### [SELECTED TEXT]

┌──

In the logical but somewhat delayed denouement of the November 2018 election, the San Bernardino City Council on Wednesday placed City Manager Andrea Travis-Miller on paid administrative leave.
As is typical in the handling of all governmental personnel issues, the official rationale for the move toward Travis-Miller’s intended firing was not provided. What remains unclear is whether the council’s current leadership, infused in the political machine that is growing around Mayor John Valdivia, will be capable of formulating a consensus or the legal council authority within the next month to effectuate that firing.
That one-month timing is significant because the council since December 19, when Valdivia and the two other members of the council elected in November were sworn into office, has stood at six-sevenths strength. As the then-current Third Ward councilman when he was chosen mayor, Valdivia had to exit his Third Ward council position, leaving it vacant. On May 7 the deadline for a mail-in election to fill the Third Ward position elapses. Running in that election are Juan Figueroa and Treasure Ortiz. It is anticipated that Figueroa will support Valdivia’s coalition that has formed on the council, consisting of Councilman Theodore Sanchez and councilwomen Bessine Richard and Sandra Ibarra. Ortiz, however, is far less oriented in favor of the direction in which Valdivia is moving. Thus, if the council has not outright fired Travis-Miller by May 7 and Ortiz prevails over Figueroa, the votes to give Travis-Miller her walking powers will not exist.

└──

### [EXERCISE INSTRUCTIONS]
**A)** In the San Bernardino council article, on what date does the deadline for the Third Ward mail-in election elapse?
**B)** Reproduce the part of the San Bernardino council article that opens with the words containing "In the logical" and closes with "paid administrative leave.".
Rely solely on the San Bernardino council article.

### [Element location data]
┌──

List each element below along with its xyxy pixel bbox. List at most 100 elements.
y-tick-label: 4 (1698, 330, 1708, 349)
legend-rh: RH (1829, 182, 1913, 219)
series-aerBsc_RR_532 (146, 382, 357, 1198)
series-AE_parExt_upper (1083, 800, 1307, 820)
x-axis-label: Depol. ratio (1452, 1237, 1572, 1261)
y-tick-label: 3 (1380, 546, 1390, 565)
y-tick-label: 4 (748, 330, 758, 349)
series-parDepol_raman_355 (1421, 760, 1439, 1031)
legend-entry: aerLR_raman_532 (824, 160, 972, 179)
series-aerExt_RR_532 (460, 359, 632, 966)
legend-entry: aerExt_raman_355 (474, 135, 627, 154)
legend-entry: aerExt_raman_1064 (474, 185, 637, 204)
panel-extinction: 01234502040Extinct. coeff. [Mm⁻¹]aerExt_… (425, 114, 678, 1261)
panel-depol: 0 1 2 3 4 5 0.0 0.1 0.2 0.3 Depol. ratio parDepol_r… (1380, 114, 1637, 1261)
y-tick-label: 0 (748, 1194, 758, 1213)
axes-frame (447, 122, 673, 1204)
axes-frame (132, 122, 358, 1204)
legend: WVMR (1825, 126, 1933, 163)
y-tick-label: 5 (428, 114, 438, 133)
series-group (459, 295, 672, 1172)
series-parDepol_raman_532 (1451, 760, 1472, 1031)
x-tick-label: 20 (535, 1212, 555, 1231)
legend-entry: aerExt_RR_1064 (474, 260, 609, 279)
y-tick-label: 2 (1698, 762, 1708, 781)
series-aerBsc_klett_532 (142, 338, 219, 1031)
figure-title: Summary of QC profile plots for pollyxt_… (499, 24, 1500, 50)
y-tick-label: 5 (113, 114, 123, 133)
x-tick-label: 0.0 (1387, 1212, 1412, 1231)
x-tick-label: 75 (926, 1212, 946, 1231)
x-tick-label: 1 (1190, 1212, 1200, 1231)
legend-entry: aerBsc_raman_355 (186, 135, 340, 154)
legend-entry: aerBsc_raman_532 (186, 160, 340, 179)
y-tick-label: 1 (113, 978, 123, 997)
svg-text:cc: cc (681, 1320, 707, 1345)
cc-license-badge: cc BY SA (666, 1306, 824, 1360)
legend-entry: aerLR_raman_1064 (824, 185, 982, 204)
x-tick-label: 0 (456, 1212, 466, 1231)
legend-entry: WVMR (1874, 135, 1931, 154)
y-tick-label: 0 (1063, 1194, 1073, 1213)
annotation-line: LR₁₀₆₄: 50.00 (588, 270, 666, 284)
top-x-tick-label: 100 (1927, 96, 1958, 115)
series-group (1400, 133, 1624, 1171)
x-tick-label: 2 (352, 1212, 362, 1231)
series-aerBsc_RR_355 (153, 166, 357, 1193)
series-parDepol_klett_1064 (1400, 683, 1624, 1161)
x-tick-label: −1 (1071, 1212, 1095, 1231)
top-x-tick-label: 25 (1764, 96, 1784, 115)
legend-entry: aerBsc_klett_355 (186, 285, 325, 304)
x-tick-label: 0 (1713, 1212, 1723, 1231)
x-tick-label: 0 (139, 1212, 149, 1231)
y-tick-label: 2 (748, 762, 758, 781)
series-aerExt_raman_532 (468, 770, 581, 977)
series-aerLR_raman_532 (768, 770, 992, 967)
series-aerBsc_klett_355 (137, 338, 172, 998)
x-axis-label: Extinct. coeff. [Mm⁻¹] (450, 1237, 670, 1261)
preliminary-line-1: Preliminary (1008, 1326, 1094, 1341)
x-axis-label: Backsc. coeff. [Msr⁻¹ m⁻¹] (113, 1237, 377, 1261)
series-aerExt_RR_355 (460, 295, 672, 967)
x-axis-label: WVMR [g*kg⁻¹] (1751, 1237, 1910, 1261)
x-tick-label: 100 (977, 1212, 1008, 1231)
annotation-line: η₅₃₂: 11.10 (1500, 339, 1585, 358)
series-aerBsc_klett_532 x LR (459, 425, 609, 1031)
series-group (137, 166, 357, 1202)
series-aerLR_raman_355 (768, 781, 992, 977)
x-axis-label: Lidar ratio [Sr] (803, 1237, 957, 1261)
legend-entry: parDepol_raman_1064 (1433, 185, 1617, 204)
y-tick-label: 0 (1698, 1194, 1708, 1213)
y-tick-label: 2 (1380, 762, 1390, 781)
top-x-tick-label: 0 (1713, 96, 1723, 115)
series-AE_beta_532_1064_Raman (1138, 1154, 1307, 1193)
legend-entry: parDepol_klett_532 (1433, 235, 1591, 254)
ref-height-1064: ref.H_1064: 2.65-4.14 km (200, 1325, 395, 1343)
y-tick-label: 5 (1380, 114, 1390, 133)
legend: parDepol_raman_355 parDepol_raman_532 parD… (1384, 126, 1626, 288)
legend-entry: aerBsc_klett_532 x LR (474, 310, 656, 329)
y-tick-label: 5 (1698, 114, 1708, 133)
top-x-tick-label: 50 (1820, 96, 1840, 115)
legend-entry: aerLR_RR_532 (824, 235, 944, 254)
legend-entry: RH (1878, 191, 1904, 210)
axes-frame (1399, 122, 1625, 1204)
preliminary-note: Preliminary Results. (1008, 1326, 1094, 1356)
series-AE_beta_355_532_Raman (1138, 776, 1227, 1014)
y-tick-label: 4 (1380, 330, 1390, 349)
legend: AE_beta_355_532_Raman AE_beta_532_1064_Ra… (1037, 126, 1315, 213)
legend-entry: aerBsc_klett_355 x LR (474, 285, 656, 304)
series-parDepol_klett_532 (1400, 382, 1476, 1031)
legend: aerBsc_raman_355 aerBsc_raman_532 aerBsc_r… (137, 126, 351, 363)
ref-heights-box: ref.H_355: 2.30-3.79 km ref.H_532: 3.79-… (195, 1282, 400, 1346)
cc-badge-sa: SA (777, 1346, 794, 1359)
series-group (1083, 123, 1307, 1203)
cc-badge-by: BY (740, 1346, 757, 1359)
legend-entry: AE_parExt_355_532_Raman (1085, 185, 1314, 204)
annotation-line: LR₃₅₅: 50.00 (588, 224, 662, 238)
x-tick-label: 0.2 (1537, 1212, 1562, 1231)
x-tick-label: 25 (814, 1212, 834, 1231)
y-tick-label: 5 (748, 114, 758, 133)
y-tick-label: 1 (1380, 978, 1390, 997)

└──

### [RESULTS OF THE EXERCISE]
**A)** May 7

**B)**
In the logical but somewhat delayed denouement of the November 2018 election, the San Bernardino City Council on Wednesday placed City Manager Andrea Travis-Miller on paid administrative leave.